- WHAT IS BEING ASKED: Will you give every entry again exactly as it stands?

● ● ● ● ●

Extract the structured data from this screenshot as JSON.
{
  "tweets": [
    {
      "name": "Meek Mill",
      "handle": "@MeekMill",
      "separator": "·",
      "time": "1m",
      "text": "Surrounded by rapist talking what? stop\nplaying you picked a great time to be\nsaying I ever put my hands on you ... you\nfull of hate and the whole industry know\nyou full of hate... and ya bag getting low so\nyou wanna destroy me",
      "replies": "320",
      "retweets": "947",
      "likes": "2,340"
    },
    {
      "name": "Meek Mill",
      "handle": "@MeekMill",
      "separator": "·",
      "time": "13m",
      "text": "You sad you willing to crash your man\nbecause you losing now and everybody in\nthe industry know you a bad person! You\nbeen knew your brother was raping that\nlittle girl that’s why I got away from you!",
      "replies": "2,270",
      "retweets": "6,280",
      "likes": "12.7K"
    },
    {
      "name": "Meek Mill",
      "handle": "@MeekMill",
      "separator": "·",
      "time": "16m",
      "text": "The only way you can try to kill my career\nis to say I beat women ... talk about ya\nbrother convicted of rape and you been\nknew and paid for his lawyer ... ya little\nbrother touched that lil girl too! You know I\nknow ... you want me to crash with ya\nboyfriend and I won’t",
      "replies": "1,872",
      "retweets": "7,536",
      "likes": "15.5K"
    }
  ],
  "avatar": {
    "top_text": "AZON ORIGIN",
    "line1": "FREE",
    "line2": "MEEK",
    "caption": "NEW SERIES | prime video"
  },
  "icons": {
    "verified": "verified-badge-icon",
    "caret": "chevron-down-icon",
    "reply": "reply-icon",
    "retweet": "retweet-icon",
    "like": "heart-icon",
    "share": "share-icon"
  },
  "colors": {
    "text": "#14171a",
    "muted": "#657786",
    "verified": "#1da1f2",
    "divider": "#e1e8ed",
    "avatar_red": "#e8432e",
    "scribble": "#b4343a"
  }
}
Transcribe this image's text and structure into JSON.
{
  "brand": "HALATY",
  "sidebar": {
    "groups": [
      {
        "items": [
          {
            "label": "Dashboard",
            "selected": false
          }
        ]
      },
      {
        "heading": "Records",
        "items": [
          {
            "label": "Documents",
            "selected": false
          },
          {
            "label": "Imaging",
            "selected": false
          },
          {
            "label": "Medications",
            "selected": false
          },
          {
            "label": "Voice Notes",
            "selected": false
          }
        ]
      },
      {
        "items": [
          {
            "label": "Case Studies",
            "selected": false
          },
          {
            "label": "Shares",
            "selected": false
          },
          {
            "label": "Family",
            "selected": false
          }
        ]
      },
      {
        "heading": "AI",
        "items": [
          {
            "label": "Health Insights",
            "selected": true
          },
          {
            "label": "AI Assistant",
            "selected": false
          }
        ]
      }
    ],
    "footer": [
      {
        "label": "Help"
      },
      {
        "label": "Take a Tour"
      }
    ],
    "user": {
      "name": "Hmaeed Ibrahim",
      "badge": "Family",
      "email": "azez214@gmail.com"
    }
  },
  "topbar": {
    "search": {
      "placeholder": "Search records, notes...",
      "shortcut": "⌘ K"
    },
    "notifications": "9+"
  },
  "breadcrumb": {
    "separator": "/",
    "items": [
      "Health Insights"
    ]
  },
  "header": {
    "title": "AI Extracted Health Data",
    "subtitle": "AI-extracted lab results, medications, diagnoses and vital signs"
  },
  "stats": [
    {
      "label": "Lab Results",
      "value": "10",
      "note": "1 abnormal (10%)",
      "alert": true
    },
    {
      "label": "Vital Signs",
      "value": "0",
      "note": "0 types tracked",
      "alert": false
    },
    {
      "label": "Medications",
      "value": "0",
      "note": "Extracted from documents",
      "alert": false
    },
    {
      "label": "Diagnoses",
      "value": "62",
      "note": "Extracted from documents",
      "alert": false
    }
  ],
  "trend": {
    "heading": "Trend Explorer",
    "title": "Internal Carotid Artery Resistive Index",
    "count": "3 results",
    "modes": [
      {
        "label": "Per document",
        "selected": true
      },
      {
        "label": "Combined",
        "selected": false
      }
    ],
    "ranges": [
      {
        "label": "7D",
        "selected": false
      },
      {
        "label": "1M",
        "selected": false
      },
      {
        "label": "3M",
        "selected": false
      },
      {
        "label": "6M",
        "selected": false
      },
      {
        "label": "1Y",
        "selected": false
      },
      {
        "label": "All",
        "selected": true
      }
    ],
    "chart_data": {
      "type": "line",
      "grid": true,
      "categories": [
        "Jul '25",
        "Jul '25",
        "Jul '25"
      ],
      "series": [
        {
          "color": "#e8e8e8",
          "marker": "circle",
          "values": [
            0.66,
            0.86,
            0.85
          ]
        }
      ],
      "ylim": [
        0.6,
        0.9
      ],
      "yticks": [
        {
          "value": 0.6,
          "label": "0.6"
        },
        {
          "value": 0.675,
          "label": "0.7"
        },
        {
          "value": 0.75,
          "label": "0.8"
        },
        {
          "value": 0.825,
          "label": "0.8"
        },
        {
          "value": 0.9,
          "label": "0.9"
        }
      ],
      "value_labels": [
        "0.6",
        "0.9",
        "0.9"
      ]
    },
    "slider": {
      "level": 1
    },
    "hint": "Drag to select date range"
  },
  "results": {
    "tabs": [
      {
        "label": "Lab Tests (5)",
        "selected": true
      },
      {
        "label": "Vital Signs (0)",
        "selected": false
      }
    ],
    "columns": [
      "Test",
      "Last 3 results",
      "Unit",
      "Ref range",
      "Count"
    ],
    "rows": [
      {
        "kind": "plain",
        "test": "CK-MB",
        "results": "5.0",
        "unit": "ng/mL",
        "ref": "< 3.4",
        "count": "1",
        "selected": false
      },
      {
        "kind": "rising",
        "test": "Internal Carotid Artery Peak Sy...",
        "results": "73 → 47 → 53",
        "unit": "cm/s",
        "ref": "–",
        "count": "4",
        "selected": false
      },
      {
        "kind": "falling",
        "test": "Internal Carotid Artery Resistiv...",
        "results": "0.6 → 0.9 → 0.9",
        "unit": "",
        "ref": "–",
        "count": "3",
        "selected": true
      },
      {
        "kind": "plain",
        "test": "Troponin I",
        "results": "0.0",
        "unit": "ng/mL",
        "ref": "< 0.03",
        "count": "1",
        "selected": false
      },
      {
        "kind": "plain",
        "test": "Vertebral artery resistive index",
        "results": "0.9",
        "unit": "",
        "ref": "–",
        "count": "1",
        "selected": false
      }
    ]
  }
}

● ● ● ● ●

- ANSWER:
Extract the structured data from this screenshot as JSON.
{
  "tweets": [
    {
      "name": "Meek Mill",
      "handle": "@MeekMill",
      "separator": "·",
      "time": "1m",
      "text": "Surrounded by rapist talking what? stop\nplaying you picked a great time to be\nsaying I ever put my hands on you ... you\nfull of hate and the whole industry know\nyou full of hate... and ya bag getting low so\nyou wanna destroy me",
      "replies": "320",
      "retweets": "947",
      "likes": "2,340"
    },
    {
      "name": "Meek Mill",
      "handle": "@MeekMill",
      "separator": "·",
      "time": "13m",
      "text": "You sad you willing to crash your man\nbecause you losing now and everybody in\nthe industry know you a bad person! You\nbeen knew your brother was raping that\nlittle girl that’s why I got away from you!",
      "replies": "2,270",
      "retweets": "6,280",
      "likes": "12.7K"
    },
    {
      "name": "Meek Mill",
      "handle": "@MeekMill",
      "separator": "·",
      "time": "16m",
      "text": "The only way you can try to kill my career\nis to say I beat women ... talk about ya\nbrother convicted of rape and you been\nknew and paid for his lawyer ... ya little\nbrother touched that lil girl too! You know I\nknow ... you want me to crash with ya\nboyfriend and I won’t",
      "replies": "1,872",
      "retweets": "7,536",
      "likes": "15.5K"
    }
  ],
  "avatar": {
    "top_text": "AZON ORIGIN",
    "line1": "FREE",
    "line2": "MEEK",
    "caption": "NEW SERIES | prime video"
  },
  "icons": {
    "verified": "verified-badge-icon",
    "caret": "chevron-down-icon",
    "reply": "reply-icon",
    "retweet": "retweet-icon",
    "like": "heart-icon",
    "share": "share-icon"
  },
  "colors": {
    "text": "#14171a",
    "muted": "#657786",
    "verified": "#1da1f2",
    "divider": "#e1e8ed",
    "avatar_red": "#e8432e",
    "scribble": "#b4343a"
  }
}
Transcribe this image's text and structure into JSON.
{
  "brand": "HALATY",
  "sidebar": {
    "groups": [
      {
        "items": [
          {
            "label": "Dashboard",
            "selected": false
          }
        ]
      },
      {
        "heading": "Records",
        "items": [
          {
            "label": "Documents",
            "selected": false
          },
          {
            "label": "Imaging",
            "selected": false
          },
          {
            "label": "Medications",
            "selected": false
          },
          {
            "label": "Voice Notes",
            "selected": false
          }
        ]
      },
      {
        "items": [
          {
            "label": "Case Studies",
            "selected": false
          },
          {
            "label": "Shares",
            "selected": false
          },
          {
            "label": "Family",
            "selected": false
          }
        ]
      },
      {
        "heading": "AI",
        "items": [
          {
            "label": "Health Insights",
            "selected": true
          },
          {
            "label": "AI Assistant",
            "selected": false
          }
        ]
      }
    ],
    "footer": [
      {
        "label": "Help"
      },
      {
        "label": "Take a Tour"
      }
    ],
    "user": {
      "name": "Hmaeed Ibrahim",
      "badge": "Family",
      "email": "azez214@gmail.com"
    }
  },
  "topbar": {
    "search": {
      "placeholder": "Search records, notes...",
      "shortcut": "⌘ K"
    },
    "notifications": "9+"
  },
  "breadcrumb": {
    "separator": "/",
    "items": [
      "Health Insights"
    ]
  },
  "header": {
    "title": "AI Extracted Health Data",
    "subtitle": "AI-extracted lab results, medications, diagnoses and vital signs"
  },
  "stats": [
    {
      "label": "Lab Results",
      "value": "10",
      "note": "1 abnormal (10%)",
      "alert": true
    },
    {
      "label": "Vital Signs",
      "value": "0",
      "note": "0 types tracked",
      "alert": false
    },
    {
      "label": "Medications",
      "value": "0",
      "note": "Extracted from documents",
      "alert": false
    },
    {
      "label": "Diagnoses",
      "value": "62",
      "note": "Extracted from documents",
      "alert": false
    }
  ],
  "trend": {
    "heading": "Trend Explorer",
    "title": "Internal Carotid Artery Resistive Index",
    "count": "3 results",
    "modes": [
      {
        "label": "Per document",
        "selected": true
      },
      {
        "label": "Combined",
        "selected": false
      }
    ],
    "ranges": [
      {
        "label": "7D",
        "selected": false
      },
      {
        "label": "1M",
        "selected": false
      },
      {
        "label": "3M",
        "selected": false
      },
      {
        "label": "6M",
        "selected": false
      },
      {
        "label": "1Y",
        "selected": false
      },
      {
        "label": "All",
        "selected": true
      }
    ],
    "chart_data": {
      "type": "line",
      "grid": true,
      "categories": [
        "Jul '25",
        "Jul '25",
        "Jul '25"
      ],
      "series": [
        {
          "color": "#e8e8e8",
          "marker": "circle",
          "values": [
            0.66,
            0.86,
            0.85
          ]
        }
      ],
      "ylim": [
        0.6,
        0.9
      ],
      "yticks": [
        {
          "value": 0.6,
          "label": "0.6"
        },
        {
          "value": 0.675,
          "label": "0.7"
        },
        {
          "value": 0.75,
          "label": "0.8"
        },
        {
          "value": 0.825,
          "label": "0.8"
        },
        {
          "value": 0.9,
          "label": "0.9"
        }
      ],
      "value_labels": [
        "0.6",
        "0.9",
        "0.9"
      ]
    },
    "slider": {
      "level": 1
    },
    "hint": "Drag to select date range"
  },
  "results": {
    "tabs": [
      {
        "label": "Lab Tests (5)",
        "selected": true
      },
      {
        "label": "Vital Signs (0)",
        "selected": false
      }
    ],
    "columns": [
      "Test",
      "Last 3 results",
      "Unit",
      "Ref range",
      "Count"
    ],
    "rows": [
      {
        "kind": "plain",
        "test": "CK-MB",
        "results": "5.0",
        "unit": "ng/mL",
        "ref": "< 3.4",
        "count": "1",
        "selected": false
      },
      {
        "kind": "rising",
        "test": "Internal Carotid Artery Peak Sy...",
        "results": "73 → 47 → 53",
        "unit": "cm/s",
        "ref": "–",
        "count": "4",
        "selected": false
      },
      {
        "kind": "falling",
        "test": "Internal Carotid Artery Resistiv...",
        "results": "0.6 → 0.9 → 0.9",
        "unit": "",
        "ref": "–",
        "count": "3",
        "selected": true
      },
      {
        "kind": "plain",
        "test": "Troponin I",
        "results": "0.0",
        "unit": "ng/mL",
        "ref": "< 0.03",
        "count": "1",
        "selected": false
      },
      {
        "kind": "plain",
        "test": "Vertebral artery resistive index",
        "results": "0.9",
        "unit": "",
        "ref": "–",
        "count": "1",
        "selected": false
      }
    ]
  }
}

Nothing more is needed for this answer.